Records from a collection of figures
######

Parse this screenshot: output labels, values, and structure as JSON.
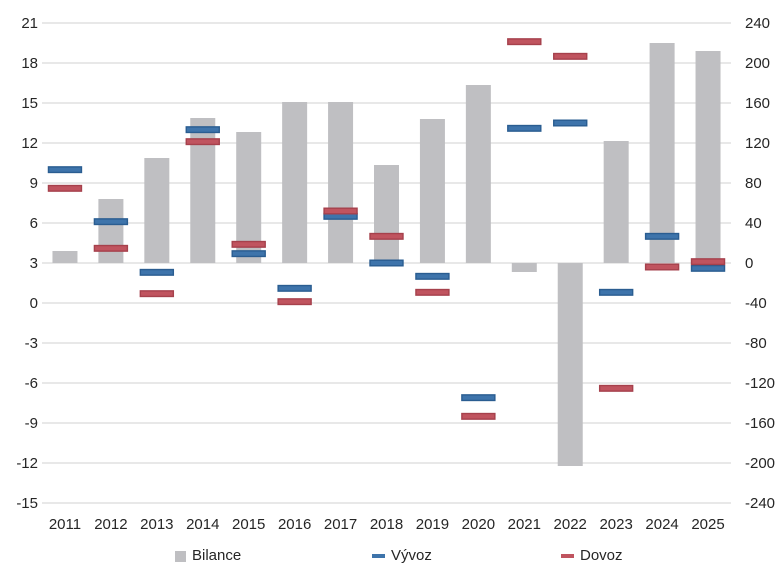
{
  "chart_data": {
    "type": "bar",
    "categories": [
      "2011",
      "2012",
      "2013",
      "2014",
      "2015",
      "2016",
      "2017",
      "2018",
      "2019",
      "2020",
      "2021",
      "2022",
      "2023",
      "2024",
      "2025"
    ],
    "series": [
      {
        "name": "Bilance",
        "type": "bar",
        "axis": "right",
        "color": "#bfbfc2",
        "values": [
          12,
          64,
          105,
          145,
          131,
          161,
          161,
          98,
          144,
          178,
          -9,
          -203,
          122,
          220,
          212
        ]
      },
      {
        "name": "Vývoz",
        "type": "dash-marker",
        "axis": "left",
        "color": "#3e74ab",
        "border_color": "#2a5d91",
        "values": [
          10.0,
          6.1,
          2.3,
          13.0,
          3.7,
          1.1,
          6.5,
          3.0,
          2.0,
          -7.1,
          13.1,
          13.5,
          0.8,
          5.0,
          2.6
        ]
      },
      {
        "name": "Dovoz",
        "type": "dash-marker",
        "axis": "left",
        "color": "#c0545f",
        "border_color": "#a6414c",
        "values": [
          8.6,
          4.1,
          0.7,
          12.1,
          4.4,
          0.1,
          6.9,
          5.0,
          0.8,
          -8.5,
          19.6,
          18.5,
          -6.4,
          2.7,
          3.1
        ]
      }
    ],
    "title": "",
    "xlabel": "",
    "ylabel": "",
    "left_axis": {
      "min": -15,
      "max": 21,
      "step": 3,
      "tick_labels": [
        "21",
        "18",
        "15",
        "12",
        "9",
        "6",
        "3",
        "0",
        "-3",
        "-6",
        "-9",
        "-12",
        "-15"
      ]
    },
    "right_axis": {
      "min": -240,
      "max": 240,
      "step": 40,
      "tick_labels": [
        "240",
        "200",
        "160",
        "120",
        "80",
        "40",
        "0",
        "-40",
        "-80",
        "-120",
        "-160",
        "-200",
        "-240"
      ]
    },
    "grid": true,
    "gridline_color": "#d9d9d9",
    "tick_label_color": "#262626",
    "legend_position": "bottom",
    "legend": [
      "Bilance",
      "Vývoz",
      "Dovoz"
    ]
  }
}
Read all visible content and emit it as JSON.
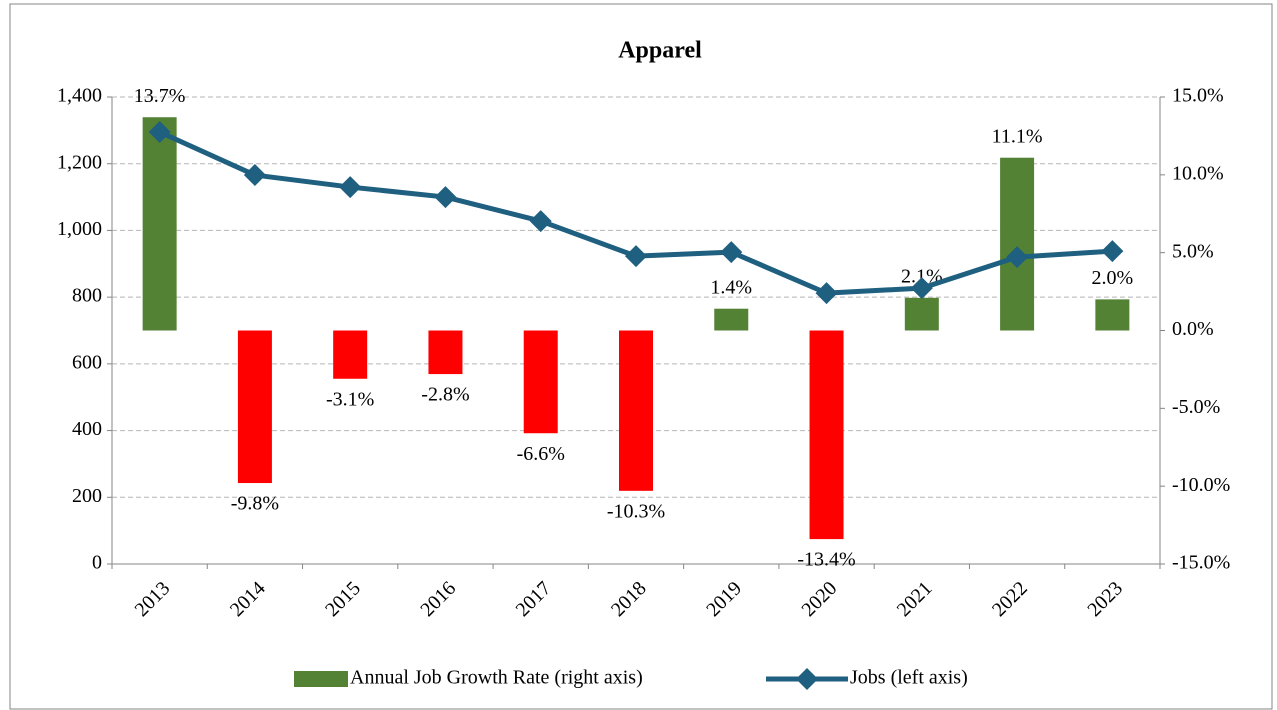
{
  "chart_data": {
    "type": "bar+line",
    "title": "Apparel",
    "categories": [
      "2013",
      "2014",
      "2015",
      "2016",
      "2017",
      "2018",
      "2019",
      "2020",
      "2021",
      "2022",
      "2023"
    ],
    "series": [
      {
        "name": "Annual Job Growth Rate (right axis)",
        "type": "bar",
        "axis": "y2",
        "color": "#548235",
        "negative_color": "#ff0000",
        "values": [
          13.7,
          -9.8,
          -3.1,
          -2.8,
          -6.6,
          -10.3,
          1.4,
          -13.4,
          2.1,
          11.1,
          2.0
        ],
        "value_labels": [
          "13.7%",
          "-9.8%",
          "-3.1%",
          "-2.8%",
          "-6.6%",
          "-10.3%",
          "1.4%",
          "-13.4%",
          "2.1%",
          "11.1%",
          "2.0%"
        ]
      },
      {
        "name": "Jobs (left axis)",
        "type": "line",
        "axis": "y",
        "color": "#1f5f7f",
        "values": [
          1295,
          1166,
          1130,
          1100,
          1028,
          923,
          935,
          812,
          827,
          920,
          938
        ]
      }
    ],
    "ylim": [
      0,
      1400
    ],
    "yticks": [
      0,
      200,
      400,
      600,
      800,
      {
        "value": 1000,
        "label": "1,000"
      },
      {
        "value": 1200,
        "label": "1,200"
      },
      {
        "value": 1400,
        "label": "1,400"
      }
    ],
    "y2lim": [
      -15,
      15
    ],
    "y2ticks": [
      {
        "value": -15,
        "label": "-15.0%"
      },
      {
        "value": -10,
        "label": "-10.0%"
      },
      {
        "value": -5,
        "label": "-5.0%"
      },
      {
        "value": 0,
        "label": "0.0%"
      },
      {
        "value": 5,
        "label": "5.0%"
      },
      {
        "value": 10,
        "label": "10.0%"
      },
      {
        "value": 15,
        "label": "15.0%"
      }
    ],
    "grid": true,
    "legend": "bottom"
  }
}
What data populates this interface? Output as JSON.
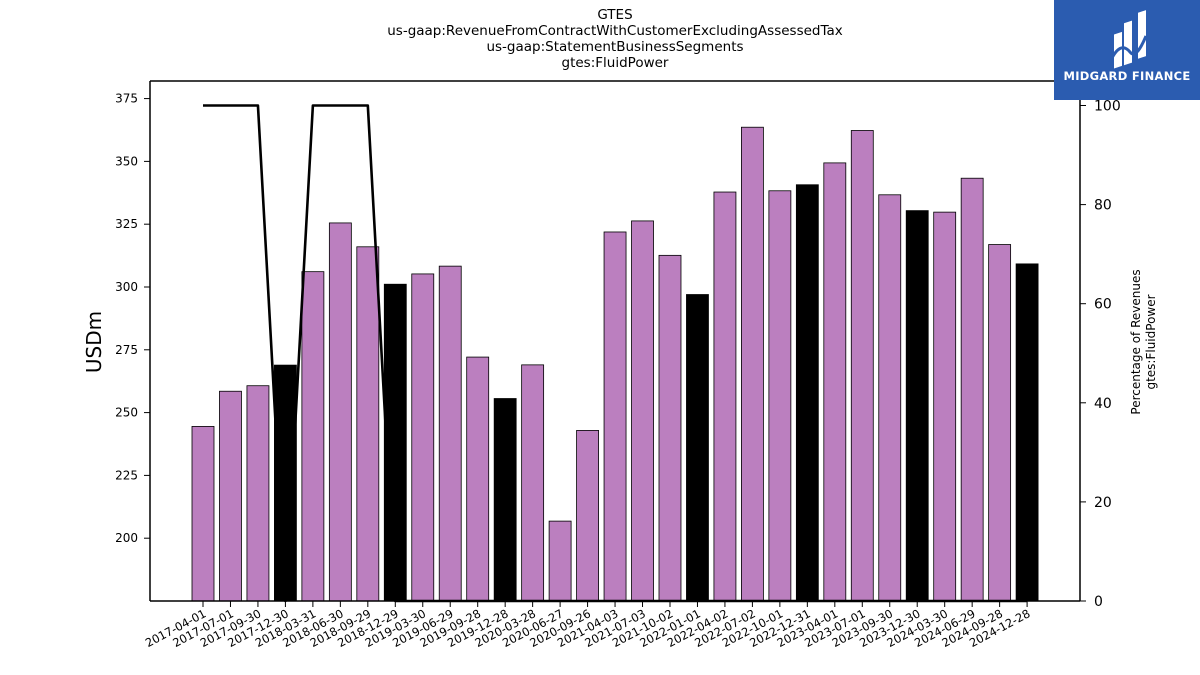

######

> [Stated task]:
Read through the entries and copy each line in which "bottom" appears.

> [Correct result]:
    "legend_position": "bottom",
    "legend": "bottom"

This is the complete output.